MATERIAL SHOWN ▸
==============================
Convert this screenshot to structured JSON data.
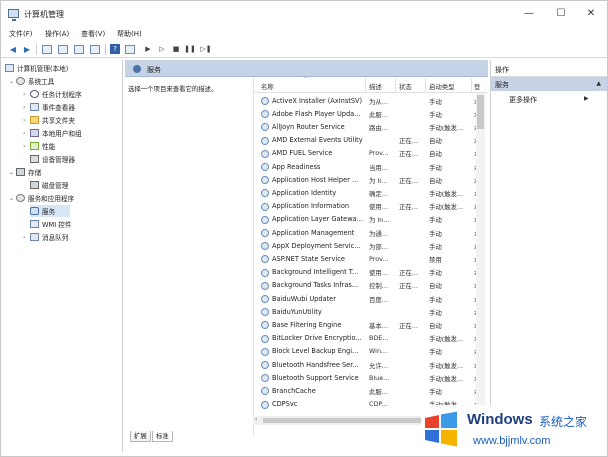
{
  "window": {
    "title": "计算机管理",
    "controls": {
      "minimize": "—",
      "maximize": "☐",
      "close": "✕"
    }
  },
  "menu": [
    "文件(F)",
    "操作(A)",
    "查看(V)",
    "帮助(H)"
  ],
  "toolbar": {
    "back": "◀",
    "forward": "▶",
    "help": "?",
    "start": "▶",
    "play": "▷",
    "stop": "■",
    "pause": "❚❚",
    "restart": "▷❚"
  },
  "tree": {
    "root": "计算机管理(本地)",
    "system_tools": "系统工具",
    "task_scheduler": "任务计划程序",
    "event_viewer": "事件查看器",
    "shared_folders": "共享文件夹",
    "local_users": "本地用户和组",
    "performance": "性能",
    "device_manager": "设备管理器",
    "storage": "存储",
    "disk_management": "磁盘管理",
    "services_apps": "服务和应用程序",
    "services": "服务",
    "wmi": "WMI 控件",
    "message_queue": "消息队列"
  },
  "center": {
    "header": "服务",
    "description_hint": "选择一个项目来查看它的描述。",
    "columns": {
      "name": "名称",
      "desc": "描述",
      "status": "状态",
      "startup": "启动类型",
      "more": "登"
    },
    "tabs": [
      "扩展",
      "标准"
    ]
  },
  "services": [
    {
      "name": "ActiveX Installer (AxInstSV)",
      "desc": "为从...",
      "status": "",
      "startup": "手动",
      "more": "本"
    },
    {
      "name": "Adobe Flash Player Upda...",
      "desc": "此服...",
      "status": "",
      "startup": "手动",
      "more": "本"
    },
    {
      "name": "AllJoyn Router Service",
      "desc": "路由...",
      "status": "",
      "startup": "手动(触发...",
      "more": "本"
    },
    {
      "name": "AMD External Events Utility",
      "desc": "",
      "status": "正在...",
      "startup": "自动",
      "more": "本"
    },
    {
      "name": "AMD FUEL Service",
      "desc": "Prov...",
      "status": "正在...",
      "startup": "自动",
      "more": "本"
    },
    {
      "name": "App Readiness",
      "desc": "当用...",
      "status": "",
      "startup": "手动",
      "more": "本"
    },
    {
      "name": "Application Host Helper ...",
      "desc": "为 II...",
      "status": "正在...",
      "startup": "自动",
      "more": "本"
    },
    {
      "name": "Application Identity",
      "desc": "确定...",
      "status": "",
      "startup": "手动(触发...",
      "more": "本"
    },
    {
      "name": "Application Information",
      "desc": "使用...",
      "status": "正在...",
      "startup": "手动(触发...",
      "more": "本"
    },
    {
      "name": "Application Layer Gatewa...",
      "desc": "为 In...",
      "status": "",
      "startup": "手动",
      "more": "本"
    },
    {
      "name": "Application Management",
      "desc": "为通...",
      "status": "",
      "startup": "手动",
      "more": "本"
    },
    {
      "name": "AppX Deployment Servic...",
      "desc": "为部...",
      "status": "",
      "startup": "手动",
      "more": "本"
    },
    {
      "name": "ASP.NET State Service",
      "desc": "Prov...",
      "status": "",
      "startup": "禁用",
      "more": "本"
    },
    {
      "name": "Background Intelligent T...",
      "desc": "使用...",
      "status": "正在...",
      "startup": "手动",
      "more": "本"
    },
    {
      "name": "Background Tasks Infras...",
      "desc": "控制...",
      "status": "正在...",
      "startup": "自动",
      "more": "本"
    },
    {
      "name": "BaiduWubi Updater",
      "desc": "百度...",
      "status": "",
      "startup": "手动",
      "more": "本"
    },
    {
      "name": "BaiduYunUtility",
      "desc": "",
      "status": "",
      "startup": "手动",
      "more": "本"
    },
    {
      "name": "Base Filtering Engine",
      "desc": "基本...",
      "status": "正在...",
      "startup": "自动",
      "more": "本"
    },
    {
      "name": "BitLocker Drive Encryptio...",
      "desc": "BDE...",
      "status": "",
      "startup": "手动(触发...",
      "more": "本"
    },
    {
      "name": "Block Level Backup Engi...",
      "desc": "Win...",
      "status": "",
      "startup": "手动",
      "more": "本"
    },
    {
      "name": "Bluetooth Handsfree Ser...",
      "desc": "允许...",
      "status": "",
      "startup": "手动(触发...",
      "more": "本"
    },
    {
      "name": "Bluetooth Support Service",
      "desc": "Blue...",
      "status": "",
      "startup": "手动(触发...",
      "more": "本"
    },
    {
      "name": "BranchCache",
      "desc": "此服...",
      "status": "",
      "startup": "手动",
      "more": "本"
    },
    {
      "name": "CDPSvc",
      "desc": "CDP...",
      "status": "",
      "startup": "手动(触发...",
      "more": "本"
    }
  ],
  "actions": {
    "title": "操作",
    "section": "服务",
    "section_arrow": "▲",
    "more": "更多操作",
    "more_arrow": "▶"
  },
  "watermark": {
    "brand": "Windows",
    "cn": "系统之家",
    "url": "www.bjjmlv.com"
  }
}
==============================
DIRECTIVE ▸ In the records shown above, how many lines include the word "Bluetooth"? Answer with the number only.

FINISHED TASK ▸ 2